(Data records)

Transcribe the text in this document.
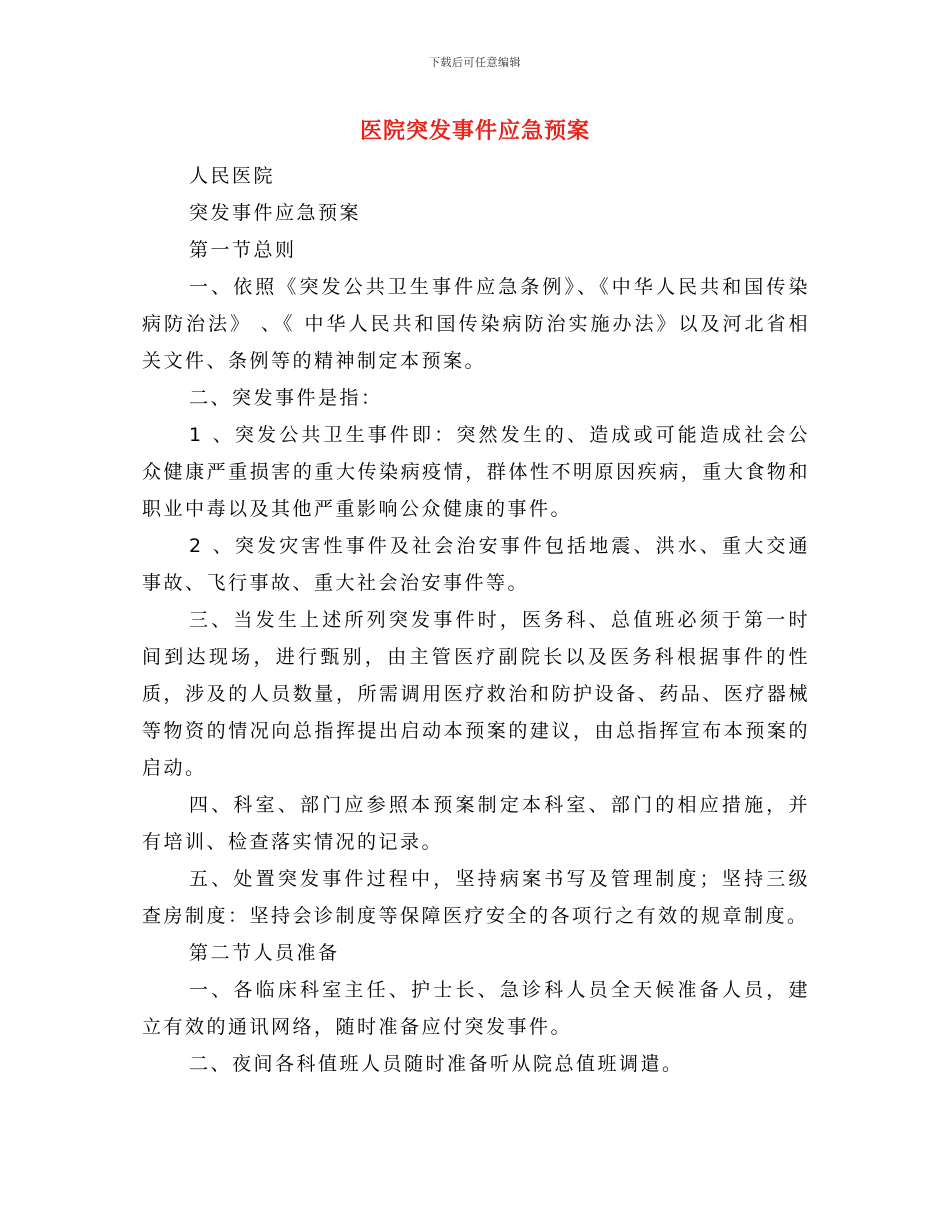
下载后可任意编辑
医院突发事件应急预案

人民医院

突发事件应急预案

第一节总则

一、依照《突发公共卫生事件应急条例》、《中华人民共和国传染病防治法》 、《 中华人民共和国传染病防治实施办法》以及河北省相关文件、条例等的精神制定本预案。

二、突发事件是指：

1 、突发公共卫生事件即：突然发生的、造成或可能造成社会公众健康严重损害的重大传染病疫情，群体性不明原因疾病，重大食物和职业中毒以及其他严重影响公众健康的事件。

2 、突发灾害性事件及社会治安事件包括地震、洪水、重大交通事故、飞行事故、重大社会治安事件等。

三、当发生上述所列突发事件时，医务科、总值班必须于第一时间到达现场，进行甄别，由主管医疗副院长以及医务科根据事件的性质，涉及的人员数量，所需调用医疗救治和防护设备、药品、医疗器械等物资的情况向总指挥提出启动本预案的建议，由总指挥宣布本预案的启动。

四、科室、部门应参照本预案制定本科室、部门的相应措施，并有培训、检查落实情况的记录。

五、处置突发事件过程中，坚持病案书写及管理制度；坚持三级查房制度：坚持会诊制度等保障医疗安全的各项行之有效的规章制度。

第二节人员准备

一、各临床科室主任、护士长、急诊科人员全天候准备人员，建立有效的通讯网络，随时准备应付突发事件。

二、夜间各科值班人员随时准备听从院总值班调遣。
* * *
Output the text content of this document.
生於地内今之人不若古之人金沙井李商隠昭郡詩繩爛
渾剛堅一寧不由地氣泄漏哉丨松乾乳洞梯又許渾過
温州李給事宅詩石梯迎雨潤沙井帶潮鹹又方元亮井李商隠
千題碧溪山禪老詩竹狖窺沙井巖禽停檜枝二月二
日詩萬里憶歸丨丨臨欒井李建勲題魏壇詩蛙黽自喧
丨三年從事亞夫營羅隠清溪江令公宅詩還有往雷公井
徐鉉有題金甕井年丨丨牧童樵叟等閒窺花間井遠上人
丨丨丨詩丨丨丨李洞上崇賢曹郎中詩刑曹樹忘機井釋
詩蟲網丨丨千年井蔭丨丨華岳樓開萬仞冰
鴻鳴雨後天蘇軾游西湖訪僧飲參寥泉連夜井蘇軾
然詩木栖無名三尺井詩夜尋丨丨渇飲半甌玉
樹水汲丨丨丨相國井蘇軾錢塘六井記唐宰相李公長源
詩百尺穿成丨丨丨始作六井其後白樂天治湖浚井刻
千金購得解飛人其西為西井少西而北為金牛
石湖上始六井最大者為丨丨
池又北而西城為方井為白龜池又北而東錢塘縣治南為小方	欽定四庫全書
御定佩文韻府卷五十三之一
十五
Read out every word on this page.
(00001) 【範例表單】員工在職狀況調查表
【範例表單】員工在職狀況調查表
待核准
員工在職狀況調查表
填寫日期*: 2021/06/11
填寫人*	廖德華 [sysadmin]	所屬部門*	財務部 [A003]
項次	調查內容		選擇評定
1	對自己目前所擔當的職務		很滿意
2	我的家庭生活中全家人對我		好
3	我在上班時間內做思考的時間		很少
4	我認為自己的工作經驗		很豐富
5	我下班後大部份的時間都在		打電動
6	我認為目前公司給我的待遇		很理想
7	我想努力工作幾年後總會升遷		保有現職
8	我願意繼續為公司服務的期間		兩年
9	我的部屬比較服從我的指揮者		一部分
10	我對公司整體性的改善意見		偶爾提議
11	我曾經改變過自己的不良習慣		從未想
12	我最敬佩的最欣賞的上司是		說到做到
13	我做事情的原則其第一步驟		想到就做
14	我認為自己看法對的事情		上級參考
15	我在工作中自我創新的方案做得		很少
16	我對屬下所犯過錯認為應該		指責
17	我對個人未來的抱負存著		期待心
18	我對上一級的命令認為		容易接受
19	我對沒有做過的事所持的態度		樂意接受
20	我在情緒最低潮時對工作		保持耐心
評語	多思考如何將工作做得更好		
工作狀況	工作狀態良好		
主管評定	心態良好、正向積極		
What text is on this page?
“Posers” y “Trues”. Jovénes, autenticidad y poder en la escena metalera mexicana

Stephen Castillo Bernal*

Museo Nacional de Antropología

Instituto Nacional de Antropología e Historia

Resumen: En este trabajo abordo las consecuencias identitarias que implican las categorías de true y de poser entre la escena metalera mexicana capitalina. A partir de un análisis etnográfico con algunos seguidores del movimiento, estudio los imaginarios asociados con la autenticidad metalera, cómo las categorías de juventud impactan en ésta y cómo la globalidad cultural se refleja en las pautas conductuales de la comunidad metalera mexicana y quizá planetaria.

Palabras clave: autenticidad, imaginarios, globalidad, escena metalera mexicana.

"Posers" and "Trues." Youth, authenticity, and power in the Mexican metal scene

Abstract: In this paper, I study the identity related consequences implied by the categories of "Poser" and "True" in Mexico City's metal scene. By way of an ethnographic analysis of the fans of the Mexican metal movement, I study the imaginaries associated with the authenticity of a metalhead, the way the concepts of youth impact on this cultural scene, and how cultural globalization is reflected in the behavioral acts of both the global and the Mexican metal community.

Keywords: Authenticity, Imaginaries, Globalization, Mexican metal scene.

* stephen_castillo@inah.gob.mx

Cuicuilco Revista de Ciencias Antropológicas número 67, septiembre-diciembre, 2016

◆ **Stated problem**
In the records above, locate the lines holding the word "Posers". Copy each of them.

◆ **Worked answer**
“Posers” y “Trues”. Jovénes, autenticidad y poder en la escena metalera mexicana
"Posers" and "Trues." Youth, authenticity, and power in the Mexican metal scene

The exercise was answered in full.